▼▼▼

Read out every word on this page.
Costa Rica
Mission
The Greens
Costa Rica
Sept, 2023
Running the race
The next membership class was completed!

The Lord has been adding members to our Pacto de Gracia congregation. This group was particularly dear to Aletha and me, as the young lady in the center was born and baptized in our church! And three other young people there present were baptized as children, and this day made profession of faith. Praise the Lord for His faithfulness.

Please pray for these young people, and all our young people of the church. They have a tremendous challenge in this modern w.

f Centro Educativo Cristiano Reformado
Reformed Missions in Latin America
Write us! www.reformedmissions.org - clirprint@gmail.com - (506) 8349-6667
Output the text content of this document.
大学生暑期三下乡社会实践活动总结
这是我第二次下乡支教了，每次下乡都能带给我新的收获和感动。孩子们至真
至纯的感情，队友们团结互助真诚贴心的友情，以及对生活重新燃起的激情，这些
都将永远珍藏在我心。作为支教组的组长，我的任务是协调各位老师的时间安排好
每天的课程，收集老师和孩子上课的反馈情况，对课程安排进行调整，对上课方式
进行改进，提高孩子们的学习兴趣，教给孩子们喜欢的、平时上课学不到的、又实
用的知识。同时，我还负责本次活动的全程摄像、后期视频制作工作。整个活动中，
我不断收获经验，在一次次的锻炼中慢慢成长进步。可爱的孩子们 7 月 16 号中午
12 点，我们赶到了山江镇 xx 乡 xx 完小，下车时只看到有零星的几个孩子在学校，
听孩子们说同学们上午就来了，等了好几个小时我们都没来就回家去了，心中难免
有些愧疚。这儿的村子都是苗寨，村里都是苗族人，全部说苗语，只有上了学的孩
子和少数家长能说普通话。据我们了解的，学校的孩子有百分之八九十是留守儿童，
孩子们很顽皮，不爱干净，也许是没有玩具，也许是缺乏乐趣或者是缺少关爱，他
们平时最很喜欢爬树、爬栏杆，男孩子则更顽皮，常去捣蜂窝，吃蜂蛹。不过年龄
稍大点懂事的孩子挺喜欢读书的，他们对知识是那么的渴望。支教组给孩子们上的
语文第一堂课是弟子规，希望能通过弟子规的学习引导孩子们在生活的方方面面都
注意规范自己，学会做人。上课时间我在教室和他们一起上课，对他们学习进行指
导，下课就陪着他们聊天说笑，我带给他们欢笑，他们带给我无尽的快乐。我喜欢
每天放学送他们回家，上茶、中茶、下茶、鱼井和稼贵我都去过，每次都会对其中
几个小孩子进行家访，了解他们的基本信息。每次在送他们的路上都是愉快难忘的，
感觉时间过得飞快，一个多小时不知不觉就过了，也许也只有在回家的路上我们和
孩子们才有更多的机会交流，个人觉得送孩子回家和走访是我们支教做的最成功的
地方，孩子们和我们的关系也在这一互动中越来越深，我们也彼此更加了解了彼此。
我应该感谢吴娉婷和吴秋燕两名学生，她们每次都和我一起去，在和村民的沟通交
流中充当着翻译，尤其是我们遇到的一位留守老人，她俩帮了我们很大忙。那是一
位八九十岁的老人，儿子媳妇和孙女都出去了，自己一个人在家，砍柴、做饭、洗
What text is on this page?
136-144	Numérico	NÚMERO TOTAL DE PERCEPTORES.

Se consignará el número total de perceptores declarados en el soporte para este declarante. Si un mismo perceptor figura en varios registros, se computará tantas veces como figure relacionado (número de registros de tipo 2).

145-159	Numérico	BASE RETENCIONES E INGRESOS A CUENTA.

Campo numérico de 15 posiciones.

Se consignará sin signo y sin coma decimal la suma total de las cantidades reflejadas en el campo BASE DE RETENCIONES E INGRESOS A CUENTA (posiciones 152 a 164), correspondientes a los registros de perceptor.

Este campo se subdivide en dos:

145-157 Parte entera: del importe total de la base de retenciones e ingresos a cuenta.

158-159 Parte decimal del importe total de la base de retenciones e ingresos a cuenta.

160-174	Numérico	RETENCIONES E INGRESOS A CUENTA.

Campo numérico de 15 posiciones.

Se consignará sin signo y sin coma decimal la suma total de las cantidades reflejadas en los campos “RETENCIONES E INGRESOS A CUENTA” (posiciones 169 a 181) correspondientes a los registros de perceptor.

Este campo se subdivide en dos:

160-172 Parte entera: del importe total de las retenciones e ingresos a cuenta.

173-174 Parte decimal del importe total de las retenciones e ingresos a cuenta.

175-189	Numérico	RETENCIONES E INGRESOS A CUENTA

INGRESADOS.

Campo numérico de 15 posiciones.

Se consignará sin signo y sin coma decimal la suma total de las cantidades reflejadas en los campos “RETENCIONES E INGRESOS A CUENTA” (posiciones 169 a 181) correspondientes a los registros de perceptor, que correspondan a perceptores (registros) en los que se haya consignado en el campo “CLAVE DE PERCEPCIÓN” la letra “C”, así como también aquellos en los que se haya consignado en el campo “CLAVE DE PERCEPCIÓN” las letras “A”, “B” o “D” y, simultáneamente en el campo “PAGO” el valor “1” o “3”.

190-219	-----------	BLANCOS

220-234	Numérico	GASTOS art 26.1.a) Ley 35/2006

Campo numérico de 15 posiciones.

▲▲▲

§ Stated task
Reply with nothing but the number of lines that contain the word "page".

§ Final answer
2